## Short task
Will you quote all of the entries, word for word?

## Information given
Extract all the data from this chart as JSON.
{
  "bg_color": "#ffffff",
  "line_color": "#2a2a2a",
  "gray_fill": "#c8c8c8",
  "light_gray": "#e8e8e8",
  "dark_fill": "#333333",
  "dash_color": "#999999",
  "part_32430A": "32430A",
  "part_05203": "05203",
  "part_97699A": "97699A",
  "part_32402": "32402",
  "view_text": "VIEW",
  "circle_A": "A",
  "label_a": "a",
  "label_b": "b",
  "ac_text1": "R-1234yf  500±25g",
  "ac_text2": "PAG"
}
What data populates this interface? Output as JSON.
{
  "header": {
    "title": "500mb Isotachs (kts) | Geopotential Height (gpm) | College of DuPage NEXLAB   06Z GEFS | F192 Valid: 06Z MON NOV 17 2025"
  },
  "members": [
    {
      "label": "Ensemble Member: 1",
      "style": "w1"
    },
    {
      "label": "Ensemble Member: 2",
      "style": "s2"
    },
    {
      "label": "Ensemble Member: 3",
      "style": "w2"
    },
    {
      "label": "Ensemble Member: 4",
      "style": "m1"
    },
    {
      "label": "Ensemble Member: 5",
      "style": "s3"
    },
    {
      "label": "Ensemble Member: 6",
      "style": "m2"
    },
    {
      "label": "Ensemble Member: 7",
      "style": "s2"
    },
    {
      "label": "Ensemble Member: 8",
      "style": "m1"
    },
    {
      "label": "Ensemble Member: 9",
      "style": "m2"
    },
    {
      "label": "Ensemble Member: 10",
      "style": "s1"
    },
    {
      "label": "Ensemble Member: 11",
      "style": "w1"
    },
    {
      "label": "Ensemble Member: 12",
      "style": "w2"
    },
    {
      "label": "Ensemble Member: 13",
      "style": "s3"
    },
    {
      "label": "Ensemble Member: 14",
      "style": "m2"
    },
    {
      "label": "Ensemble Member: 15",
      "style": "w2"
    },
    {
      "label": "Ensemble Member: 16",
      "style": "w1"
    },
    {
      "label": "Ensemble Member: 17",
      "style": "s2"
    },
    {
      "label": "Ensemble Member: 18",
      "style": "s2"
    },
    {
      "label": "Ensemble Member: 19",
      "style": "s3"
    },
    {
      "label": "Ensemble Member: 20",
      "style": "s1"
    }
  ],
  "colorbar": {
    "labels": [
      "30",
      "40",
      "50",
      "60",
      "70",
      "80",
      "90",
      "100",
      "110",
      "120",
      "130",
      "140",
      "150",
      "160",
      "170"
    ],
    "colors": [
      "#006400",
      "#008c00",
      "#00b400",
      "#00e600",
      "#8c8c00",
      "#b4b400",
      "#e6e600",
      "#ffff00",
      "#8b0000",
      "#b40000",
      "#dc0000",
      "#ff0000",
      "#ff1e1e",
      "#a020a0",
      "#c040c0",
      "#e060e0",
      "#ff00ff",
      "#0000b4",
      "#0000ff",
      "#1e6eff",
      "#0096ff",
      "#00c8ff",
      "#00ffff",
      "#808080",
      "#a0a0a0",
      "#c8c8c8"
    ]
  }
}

## Solved exercise
Extract all the data from this chart as JSON.
{
  "bg_color": "#ffffff",
  "line_color": "#2a2a2a",
  "gray_fill": "#c8c8c8",
  "light_gray": "#e8e8e8",
  "dark_fill": "#333333",
  "dash_color": "#999999",
  "part_32430A": "32430A",
  "part_05203": "05203",
  "part_97699A": "97699A",
  "part_32402": "32402",
  "view_text": "VIEW",
  "circle_A": "A",
  "label_a": "a",
  "label_b": "b",
  "ac_text1": "R-1234yf  500±25g",
  "ac_text2": "PAG"
}
What data populates this interface? Output as JSON.
{
  "header": {
    "title": "500mb Isotachs (kts) | Geopotential Height (gpm) | College of DuPage NEXLAB   06Z GEFS | F192 Valid: 06Z MON NOV 17 2025"
  },
  "members": [
    {
      "label": "Ensemble Member: 1",
      "style": "w1"
    },
    {
      "label": "Ensemble Member: 2",
      "style": "s2"
    },
    {
      "label": "Ensemble Member: 3",
      "style": "w2"
    },
    {
      "label": "Ensemble Member: 4",
      "style": "m1"
    },
    {
      "label": "Ensemble Member: 5",
      "style": "s3"
    },
    {
      "label": "Ensemble Member: 6",
      "style": "m2"
    },
    {
      "label": "Ensemble Member: 7",
      "style": "s2"
    },
    {
      "label": "Ensemble Member: 8",
      "style": "m1"
    },
    {
      "label": "Ensemble Member: 9",
      "style": "m2"
    },
    {
      "label": "Ensemble Member: 10",
      "style": "s1"
    },
    {
      "label": "Ensemble Member: 11",
      "style": "w1"
    },
    {
      "label": "Ensemble Member: 12",
      "style": "w2"
    },
    {
      "label": "Ensemble Member: 13",
      "style": "s3"
    },
    {
      "label": "Ensemble Member: 14",
      "style": "m2"
    },
    {
      "label": "Ensemble Member: 15",
      "style": "w2"
    },
    {
      "label": "Ensemble Member: 16",
      "style": "w1"
    },
    {
      "label": "Ensemble Member: 17",
      "style": "s2"
    },
    {
      "label": "Ensemble Member: 18",
      "style": "s2"
    },
    {
      "label": "Ensemble Member: 19",
      "style": "s3"
    },
    {
      "label": "Ensemble Member: 20",
      "style": "s1"
    }
  ],
  "colorbar": {
    "labels": [
      "30",
      "40",
      "50",
      "60",
      "70",
      "80",
      "90",
      "100",
      "110",
      "120",
      "130",
      "140",
      "150",
      "160",
      "170"
    ],
    "colors": [
      "#006400",
      "#008c00",
      "#00b400",
      "#00e600",
      "#8c8c00",
      "#b4b400",
      "#e6e600",
      "#ffff00",
      "#8b0000",
      "#b40000",
      "#dc0000",
      "#ff0000",
      "#ff1e1e",
      "#a020a0",
      "#c040c0",
      "#e060e0",
      "#ff00ff",
      "#0000b4",
      "#0000ff",
      "#1e6eff",
      "#0096ff",
      "#00c8ff",
      "#00ffff",
      "#808080",
      "#a0a0a0",
      "#c8c8c8"
    ]
  }
}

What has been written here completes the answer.